Given exercise =
Copy out all lines of the records in which the word "document" appears.

Data lines =
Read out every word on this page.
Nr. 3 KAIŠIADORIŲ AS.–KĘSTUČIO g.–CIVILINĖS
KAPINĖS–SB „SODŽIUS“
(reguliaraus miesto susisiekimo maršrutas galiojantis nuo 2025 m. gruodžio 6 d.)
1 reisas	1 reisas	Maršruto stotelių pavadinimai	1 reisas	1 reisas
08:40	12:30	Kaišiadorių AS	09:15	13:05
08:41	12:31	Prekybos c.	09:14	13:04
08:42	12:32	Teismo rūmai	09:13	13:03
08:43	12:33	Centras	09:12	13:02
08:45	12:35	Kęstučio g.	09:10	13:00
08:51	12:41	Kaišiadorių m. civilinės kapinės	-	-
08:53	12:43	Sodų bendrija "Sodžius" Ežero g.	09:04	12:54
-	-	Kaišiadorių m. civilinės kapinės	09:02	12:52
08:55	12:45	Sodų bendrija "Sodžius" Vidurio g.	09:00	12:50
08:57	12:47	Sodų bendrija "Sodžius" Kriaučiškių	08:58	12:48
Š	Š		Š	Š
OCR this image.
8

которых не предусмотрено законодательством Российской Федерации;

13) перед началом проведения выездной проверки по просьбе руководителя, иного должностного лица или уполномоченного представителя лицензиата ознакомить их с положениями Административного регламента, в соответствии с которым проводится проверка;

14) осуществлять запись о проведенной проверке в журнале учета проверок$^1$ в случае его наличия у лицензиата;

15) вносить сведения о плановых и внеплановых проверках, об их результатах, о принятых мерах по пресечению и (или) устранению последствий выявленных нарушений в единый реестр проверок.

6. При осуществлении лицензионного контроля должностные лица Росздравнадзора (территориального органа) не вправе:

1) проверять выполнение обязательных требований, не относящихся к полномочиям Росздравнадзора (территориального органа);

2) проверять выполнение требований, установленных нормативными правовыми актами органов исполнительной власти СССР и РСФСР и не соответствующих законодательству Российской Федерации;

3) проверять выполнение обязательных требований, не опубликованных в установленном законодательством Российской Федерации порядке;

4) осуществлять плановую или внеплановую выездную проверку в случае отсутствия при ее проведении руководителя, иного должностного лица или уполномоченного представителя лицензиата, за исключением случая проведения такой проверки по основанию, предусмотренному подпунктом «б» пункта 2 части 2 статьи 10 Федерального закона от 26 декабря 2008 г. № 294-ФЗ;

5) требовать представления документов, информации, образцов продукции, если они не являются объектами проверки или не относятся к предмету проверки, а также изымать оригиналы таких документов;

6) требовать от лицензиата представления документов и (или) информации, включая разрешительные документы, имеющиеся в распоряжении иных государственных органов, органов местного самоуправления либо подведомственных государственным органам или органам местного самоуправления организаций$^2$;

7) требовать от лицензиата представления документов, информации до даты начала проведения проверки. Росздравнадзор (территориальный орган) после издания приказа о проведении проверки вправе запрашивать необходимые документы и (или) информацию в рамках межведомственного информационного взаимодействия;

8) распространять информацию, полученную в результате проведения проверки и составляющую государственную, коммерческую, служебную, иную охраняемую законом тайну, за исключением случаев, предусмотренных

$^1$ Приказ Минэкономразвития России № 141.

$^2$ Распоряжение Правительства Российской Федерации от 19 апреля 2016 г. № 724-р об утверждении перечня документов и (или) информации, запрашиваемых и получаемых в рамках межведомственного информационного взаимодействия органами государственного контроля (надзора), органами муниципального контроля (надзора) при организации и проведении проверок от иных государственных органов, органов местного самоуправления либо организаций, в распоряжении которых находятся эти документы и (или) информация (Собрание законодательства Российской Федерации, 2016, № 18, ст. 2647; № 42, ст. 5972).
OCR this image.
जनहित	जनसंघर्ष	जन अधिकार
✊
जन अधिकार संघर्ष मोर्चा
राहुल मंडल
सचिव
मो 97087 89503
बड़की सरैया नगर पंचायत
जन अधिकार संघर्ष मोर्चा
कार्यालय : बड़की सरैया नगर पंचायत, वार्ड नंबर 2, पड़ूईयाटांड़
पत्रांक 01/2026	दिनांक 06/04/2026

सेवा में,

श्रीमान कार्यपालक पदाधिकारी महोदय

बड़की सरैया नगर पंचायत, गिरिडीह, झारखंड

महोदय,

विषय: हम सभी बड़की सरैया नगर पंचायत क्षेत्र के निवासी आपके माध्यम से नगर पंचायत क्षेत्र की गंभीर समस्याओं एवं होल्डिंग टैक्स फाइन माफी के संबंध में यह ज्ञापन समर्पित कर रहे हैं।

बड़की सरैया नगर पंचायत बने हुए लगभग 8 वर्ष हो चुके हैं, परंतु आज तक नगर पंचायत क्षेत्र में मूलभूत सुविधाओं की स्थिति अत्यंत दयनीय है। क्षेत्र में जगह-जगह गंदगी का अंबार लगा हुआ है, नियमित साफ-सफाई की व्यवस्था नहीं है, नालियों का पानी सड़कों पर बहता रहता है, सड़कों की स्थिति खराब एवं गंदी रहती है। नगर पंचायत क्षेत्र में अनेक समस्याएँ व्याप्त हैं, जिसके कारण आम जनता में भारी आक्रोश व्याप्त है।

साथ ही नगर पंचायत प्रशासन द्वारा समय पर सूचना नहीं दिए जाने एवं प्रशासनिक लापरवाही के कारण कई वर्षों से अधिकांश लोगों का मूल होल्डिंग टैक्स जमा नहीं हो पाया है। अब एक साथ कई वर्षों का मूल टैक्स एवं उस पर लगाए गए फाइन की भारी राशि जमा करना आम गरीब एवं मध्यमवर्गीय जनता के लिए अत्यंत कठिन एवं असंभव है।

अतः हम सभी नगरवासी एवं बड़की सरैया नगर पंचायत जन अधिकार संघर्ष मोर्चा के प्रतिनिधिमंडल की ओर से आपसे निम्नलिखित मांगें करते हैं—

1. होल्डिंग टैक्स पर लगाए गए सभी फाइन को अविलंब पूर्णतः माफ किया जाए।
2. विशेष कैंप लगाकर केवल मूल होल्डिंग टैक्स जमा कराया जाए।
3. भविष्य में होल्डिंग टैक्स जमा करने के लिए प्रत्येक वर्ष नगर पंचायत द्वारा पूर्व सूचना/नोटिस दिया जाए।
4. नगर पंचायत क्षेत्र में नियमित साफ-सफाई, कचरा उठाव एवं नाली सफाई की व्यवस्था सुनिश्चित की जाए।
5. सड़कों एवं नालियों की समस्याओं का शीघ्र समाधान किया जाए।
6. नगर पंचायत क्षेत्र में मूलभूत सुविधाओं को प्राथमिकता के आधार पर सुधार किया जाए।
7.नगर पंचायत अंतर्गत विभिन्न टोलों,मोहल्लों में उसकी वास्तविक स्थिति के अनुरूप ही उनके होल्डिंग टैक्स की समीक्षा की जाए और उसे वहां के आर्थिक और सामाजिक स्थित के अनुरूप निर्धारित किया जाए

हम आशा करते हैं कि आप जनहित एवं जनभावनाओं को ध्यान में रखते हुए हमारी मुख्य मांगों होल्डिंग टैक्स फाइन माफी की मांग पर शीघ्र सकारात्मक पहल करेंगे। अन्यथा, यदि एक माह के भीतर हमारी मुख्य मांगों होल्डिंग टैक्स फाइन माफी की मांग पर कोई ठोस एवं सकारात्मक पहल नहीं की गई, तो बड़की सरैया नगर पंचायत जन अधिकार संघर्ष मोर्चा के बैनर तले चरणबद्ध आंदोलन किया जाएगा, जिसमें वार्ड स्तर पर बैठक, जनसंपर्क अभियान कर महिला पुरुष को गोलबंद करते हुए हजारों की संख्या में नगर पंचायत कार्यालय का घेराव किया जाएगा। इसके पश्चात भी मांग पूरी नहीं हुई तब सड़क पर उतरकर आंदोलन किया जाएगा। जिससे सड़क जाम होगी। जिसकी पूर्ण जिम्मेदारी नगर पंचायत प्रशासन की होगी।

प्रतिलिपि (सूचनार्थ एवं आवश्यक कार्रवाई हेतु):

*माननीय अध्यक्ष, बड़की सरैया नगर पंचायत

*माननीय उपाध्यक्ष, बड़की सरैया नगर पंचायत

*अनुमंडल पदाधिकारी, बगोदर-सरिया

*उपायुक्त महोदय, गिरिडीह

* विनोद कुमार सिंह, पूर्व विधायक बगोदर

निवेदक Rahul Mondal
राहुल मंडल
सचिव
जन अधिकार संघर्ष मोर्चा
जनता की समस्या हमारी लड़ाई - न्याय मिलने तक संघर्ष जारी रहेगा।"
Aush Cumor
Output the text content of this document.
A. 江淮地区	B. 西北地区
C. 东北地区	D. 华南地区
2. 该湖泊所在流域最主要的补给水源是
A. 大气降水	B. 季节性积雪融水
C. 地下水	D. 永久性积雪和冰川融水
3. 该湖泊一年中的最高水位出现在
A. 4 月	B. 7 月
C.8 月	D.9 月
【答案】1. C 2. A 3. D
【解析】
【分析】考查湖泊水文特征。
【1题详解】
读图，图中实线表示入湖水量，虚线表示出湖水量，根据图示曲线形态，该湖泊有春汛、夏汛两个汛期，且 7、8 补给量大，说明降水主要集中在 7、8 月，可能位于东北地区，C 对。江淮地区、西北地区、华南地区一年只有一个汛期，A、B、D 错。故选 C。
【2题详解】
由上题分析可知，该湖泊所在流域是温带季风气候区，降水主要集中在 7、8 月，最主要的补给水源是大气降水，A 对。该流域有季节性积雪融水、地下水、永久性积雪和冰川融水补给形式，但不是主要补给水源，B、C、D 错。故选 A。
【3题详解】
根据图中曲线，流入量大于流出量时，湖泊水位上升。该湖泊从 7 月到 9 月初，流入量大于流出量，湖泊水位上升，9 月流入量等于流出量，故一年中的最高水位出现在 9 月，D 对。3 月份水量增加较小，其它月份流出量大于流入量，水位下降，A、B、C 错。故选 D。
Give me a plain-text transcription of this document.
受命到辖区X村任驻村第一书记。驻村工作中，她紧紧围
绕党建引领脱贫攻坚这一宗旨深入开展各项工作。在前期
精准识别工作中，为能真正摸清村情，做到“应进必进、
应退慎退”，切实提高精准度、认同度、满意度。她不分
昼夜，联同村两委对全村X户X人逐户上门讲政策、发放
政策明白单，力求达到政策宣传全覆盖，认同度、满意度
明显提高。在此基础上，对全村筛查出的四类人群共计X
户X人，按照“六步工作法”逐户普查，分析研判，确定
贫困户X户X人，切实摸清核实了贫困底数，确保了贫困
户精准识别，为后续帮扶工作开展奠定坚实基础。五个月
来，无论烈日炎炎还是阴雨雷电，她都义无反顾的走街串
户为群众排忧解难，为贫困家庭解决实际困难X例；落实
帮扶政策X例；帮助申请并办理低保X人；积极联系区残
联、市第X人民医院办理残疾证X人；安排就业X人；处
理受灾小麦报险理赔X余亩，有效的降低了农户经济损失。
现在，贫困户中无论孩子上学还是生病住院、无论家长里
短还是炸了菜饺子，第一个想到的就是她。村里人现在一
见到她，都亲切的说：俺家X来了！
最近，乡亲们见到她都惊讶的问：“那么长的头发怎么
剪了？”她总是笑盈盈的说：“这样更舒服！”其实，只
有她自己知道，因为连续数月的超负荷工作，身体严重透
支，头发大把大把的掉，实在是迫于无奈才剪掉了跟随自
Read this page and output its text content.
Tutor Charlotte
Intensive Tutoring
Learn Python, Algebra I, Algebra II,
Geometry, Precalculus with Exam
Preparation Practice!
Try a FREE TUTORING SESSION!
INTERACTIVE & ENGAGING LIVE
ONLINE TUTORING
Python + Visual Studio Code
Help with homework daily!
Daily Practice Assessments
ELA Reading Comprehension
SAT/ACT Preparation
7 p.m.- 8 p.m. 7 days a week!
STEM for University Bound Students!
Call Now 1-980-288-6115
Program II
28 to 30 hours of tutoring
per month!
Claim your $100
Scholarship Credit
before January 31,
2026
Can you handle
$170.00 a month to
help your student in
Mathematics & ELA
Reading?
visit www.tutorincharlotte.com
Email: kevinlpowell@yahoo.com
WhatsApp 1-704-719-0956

Worked solution =
Output the text content of this document.
Give me a plain-text transcription of this document.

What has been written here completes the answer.